▶ Written request
Look through the data below and return each line where "банка" appears.

Data items

----------------------------------------

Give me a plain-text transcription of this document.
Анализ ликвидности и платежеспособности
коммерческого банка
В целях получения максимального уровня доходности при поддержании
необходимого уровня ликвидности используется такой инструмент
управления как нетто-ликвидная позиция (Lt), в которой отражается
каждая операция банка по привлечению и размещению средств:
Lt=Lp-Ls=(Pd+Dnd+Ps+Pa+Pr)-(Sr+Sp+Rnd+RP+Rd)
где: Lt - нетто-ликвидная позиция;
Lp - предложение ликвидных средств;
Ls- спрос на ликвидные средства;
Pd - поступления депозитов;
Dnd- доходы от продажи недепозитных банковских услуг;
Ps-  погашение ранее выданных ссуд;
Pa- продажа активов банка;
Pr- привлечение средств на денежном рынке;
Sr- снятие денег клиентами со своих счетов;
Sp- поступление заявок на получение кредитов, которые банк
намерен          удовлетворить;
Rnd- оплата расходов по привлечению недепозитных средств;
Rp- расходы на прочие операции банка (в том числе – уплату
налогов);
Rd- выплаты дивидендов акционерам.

----------------------------------------

▶ Written solution
коммерческого банка
каждая операция банка по привлечению и размещению средств:
Pa- продажа активов банка;
Rp- расходы на прочие операции банка (в том числе – уплату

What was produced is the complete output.